* Requirements *
Locate the string "title" in the records below. Copy every line where it occurs.
──────── Material to process ────────
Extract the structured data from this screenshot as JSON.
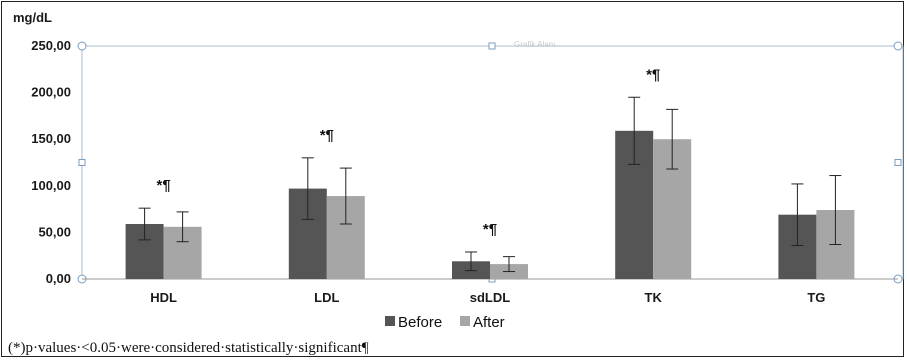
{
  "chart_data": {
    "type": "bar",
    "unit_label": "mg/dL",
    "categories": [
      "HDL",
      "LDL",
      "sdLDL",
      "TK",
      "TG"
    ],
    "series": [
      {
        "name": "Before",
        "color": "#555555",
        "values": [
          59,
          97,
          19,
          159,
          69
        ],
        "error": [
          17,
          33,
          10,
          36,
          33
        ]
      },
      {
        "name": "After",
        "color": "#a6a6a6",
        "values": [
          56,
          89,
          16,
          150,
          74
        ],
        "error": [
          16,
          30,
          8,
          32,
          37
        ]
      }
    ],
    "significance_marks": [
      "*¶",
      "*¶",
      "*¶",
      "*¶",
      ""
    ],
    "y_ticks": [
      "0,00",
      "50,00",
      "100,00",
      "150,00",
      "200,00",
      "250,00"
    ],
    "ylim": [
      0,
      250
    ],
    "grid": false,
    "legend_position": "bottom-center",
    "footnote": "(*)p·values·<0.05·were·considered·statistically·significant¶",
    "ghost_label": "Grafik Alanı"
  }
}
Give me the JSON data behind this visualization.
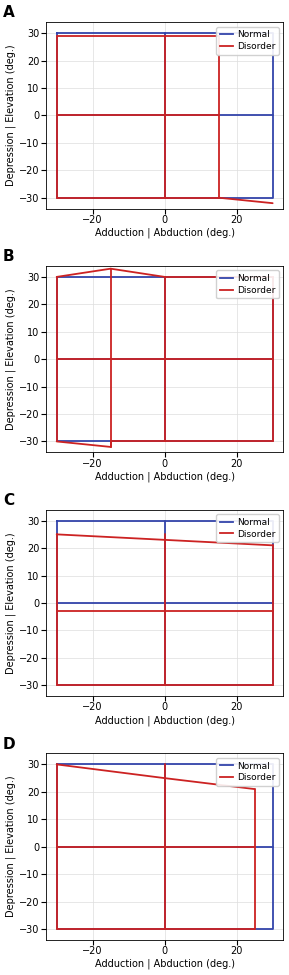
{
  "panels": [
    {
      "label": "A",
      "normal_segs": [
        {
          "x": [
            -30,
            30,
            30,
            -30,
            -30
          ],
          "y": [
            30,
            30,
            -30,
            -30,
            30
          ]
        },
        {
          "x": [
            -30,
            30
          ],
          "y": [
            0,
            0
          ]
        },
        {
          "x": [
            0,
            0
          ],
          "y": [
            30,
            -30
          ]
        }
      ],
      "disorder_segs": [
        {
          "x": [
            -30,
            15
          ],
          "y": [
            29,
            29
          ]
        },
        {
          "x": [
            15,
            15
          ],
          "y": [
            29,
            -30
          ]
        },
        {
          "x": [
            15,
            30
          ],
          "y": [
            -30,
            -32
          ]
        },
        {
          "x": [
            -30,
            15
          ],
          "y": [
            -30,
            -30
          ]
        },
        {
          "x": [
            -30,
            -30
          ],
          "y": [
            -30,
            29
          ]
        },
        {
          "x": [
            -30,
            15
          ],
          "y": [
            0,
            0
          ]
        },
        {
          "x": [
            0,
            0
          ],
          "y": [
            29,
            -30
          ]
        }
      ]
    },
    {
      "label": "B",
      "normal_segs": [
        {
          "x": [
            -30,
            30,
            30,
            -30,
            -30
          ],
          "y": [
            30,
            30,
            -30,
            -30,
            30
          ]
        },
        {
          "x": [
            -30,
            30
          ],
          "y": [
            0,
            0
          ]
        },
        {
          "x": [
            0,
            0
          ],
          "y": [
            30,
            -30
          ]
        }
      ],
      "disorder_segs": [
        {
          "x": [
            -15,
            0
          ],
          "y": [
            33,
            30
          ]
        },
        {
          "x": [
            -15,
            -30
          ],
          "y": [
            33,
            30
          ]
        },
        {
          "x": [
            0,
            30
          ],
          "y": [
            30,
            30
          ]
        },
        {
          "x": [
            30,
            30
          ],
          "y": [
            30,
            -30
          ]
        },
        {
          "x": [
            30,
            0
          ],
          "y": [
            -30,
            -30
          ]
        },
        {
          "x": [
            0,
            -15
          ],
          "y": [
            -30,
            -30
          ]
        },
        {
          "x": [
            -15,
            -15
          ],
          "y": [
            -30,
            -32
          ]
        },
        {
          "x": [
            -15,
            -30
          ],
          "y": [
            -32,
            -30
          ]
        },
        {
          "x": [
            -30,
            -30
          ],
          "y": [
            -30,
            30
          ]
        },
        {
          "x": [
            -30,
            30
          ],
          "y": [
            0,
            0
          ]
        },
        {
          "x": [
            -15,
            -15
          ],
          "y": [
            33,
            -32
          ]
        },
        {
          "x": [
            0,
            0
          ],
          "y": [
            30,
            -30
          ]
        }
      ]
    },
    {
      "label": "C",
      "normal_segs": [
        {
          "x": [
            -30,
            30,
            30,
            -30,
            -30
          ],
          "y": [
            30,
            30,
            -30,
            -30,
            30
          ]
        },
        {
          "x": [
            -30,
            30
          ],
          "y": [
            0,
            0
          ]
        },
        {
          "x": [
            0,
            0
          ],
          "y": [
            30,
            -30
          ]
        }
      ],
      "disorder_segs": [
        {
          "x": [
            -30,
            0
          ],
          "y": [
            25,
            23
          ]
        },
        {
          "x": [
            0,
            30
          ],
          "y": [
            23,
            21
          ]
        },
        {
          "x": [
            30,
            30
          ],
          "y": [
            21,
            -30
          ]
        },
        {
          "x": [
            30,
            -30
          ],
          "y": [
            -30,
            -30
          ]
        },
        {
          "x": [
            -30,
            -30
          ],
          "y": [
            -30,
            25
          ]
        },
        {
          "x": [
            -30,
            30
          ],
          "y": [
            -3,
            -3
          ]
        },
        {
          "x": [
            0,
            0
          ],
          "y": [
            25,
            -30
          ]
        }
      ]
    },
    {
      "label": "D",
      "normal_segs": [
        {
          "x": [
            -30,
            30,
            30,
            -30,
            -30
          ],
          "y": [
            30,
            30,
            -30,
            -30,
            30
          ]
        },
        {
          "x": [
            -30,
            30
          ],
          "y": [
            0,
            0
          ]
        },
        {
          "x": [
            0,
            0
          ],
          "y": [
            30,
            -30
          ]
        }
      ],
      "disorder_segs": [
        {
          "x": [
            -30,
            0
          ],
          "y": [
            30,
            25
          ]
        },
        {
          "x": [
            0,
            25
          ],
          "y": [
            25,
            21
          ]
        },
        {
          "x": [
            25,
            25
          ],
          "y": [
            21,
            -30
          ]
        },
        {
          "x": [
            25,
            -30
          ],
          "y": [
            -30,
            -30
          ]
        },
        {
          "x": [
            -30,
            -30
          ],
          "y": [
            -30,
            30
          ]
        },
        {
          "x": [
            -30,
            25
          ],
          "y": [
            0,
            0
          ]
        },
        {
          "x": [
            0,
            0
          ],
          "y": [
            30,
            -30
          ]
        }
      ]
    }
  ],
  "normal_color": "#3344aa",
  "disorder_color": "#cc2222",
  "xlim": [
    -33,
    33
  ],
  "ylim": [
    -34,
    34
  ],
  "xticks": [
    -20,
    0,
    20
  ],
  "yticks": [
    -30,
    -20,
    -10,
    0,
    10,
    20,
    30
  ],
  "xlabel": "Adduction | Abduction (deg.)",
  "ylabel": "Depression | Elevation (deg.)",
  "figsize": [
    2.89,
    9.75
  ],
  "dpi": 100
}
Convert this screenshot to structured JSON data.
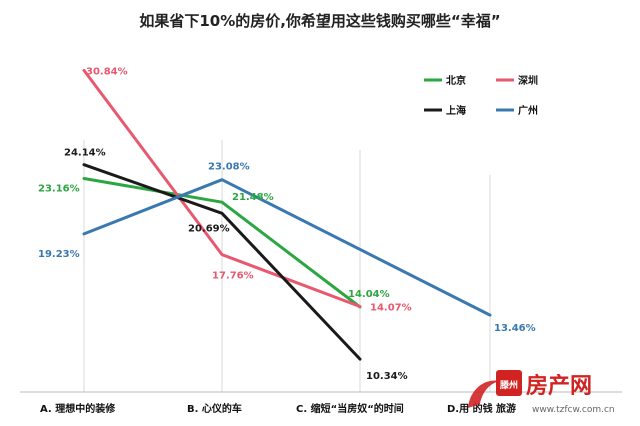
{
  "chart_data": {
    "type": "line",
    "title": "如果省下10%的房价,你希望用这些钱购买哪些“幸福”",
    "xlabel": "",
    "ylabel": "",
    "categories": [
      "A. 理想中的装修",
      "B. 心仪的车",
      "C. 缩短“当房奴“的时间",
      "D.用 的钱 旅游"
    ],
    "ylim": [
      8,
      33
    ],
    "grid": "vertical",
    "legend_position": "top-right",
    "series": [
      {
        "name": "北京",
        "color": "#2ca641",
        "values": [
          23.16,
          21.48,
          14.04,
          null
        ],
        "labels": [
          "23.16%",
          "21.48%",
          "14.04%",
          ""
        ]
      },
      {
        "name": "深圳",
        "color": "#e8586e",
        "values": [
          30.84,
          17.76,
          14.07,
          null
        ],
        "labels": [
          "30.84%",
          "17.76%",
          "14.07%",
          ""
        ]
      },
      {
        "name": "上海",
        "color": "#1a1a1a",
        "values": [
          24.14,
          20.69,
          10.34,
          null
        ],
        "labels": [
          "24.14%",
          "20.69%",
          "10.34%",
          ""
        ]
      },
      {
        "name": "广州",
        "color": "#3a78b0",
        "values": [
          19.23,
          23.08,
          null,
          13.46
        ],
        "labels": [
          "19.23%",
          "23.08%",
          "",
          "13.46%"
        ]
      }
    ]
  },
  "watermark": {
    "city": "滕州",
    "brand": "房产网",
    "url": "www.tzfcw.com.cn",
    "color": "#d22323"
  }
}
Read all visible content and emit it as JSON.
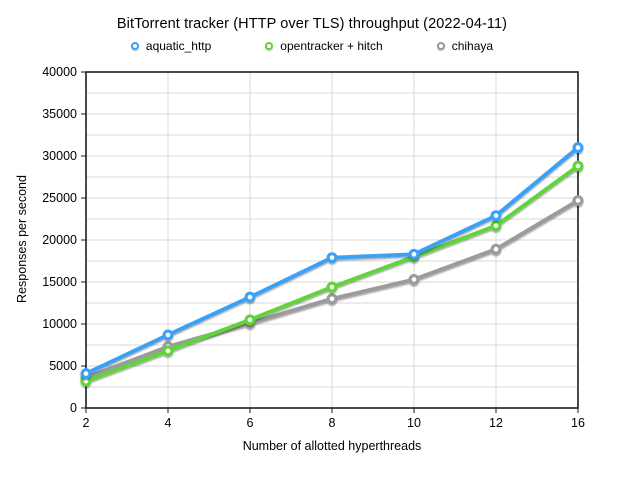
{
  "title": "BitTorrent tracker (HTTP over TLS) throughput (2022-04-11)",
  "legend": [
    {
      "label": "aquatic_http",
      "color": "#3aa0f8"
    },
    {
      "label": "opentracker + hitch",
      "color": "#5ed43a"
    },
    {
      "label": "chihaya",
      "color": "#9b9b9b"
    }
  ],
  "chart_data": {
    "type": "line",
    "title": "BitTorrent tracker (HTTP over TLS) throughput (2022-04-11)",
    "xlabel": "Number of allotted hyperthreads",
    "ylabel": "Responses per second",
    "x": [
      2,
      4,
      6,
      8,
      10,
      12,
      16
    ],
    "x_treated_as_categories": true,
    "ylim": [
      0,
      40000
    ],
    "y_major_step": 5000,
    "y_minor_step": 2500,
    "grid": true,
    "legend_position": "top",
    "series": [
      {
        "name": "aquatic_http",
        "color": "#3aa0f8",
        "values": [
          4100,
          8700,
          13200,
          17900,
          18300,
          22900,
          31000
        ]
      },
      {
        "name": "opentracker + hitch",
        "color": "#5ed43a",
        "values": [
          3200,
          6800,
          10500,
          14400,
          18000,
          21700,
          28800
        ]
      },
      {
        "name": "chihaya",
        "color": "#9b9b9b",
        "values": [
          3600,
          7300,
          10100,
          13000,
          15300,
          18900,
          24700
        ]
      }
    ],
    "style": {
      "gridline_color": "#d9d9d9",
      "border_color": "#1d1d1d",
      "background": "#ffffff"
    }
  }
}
────────
* Solution below *
    "title": "如果省下10%的房价,你希望用这些钱购买哪些“幸福”",
  "title": "BitTorrent tracker (HTTP over TLS) throughput (2022-04-11)",
    "title": "BitTorrent tracker (HTTP over TLS) throughput (2022-04-11)",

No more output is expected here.